EXCERPTED DATA:
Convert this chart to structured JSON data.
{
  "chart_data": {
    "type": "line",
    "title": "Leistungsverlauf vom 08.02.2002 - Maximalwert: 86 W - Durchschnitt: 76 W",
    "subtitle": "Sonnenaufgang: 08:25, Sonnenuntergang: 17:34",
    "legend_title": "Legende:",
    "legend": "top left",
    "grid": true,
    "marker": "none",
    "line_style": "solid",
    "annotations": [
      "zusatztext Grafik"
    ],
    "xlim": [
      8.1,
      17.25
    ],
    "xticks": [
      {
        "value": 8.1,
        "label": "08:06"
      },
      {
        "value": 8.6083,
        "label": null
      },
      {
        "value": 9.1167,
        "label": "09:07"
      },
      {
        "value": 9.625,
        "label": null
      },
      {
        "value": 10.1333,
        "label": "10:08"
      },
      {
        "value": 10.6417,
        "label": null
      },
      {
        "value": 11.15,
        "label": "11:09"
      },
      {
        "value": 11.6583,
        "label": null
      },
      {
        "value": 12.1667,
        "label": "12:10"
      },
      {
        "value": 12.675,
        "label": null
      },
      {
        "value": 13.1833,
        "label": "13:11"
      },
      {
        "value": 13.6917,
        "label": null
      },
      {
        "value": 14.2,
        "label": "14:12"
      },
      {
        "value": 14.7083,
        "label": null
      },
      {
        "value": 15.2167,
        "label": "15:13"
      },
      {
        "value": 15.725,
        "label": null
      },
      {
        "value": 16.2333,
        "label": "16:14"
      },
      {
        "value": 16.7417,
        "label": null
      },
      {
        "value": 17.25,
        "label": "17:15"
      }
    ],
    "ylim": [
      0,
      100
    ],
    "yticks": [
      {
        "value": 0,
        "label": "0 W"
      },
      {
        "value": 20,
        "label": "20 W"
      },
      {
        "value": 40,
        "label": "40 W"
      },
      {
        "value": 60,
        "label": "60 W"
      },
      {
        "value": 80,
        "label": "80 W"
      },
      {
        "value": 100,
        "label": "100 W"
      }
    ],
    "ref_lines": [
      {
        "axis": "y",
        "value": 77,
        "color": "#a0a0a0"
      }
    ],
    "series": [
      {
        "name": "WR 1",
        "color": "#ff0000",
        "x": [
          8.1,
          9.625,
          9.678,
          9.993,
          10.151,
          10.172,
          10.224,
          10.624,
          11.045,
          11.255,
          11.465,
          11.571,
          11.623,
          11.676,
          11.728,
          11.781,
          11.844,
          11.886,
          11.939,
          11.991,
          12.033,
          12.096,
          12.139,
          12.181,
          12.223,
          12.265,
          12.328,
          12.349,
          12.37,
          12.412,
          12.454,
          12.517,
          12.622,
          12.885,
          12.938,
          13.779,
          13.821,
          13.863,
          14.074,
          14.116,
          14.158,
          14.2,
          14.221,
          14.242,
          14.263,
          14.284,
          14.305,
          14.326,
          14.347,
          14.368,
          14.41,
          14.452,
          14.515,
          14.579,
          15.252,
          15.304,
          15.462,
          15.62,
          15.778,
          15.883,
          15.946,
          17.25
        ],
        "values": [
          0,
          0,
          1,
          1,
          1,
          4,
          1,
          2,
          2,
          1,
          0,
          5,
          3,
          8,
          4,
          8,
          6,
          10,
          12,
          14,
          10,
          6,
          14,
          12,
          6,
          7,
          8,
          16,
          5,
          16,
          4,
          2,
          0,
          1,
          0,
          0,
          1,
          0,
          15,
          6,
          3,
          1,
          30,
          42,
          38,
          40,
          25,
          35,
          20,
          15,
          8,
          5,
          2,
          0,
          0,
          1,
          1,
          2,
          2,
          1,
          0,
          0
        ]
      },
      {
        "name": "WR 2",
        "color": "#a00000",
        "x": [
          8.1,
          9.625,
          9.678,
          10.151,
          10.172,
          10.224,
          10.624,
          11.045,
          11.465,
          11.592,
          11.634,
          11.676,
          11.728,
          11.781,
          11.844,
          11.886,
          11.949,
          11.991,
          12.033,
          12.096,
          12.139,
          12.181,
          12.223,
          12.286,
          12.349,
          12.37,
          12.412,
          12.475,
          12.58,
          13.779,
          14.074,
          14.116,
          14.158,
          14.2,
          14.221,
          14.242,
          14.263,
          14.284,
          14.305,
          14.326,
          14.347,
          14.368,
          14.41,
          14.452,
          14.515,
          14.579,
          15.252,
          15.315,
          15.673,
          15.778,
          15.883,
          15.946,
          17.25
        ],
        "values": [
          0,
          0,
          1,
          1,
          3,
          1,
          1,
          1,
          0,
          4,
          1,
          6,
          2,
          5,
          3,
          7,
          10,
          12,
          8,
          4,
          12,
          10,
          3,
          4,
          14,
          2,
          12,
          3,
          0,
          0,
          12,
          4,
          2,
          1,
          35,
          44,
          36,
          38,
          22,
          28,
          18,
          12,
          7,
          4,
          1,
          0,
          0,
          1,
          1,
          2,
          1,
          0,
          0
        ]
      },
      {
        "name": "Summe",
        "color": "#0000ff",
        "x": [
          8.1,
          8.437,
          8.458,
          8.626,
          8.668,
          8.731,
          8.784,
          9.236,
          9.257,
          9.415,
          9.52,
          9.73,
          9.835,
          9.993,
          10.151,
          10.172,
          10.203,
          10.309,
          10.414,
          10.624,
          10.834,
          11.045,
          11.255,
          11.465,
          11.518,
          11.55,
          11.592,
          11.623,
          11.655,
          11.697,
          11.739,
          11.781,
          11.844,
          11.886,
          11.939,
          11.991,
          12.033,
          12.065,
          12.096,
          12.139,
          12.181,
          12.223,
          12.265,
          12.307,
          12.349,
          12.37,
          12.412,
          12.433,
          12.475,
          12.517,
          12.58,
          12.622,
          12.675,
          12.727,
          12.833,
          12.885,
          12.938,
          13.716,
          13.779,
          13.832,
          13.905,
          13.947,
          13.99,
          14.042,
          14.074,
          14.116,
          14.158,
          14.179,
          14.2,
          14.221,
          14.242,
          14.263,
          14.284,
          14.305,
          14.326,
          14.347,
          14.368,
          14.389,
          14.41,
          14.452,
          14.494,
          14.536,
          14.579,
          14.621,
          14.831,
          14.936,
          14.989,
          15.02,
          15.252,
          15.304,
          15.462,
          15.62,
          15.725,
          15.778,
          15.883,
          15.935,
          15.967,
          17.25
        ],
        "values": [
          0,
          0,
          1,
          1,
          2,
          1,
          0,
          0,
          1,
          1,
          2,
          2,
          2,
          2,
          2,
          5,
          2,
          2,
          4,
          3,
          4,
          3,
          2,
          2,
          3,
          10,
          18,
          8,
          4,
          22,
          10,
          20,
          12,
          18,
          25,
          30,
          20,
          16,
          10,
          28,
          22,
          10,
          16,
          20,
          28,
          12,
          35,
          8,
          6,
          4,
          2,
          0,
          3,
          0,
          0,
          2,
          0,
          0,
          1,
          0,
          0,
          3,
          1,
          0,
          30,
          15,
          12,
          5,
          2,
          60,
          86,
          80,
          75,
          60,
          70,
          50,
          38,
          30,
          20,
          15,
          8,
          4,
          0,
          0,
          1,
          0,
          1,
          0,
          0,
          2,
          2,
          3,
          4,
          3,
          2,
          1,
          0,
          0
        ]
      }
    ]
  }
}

THE TASK: Among the lines of the records above, count those holding the string "color", and report only the number.

WORKED ANSWER: 4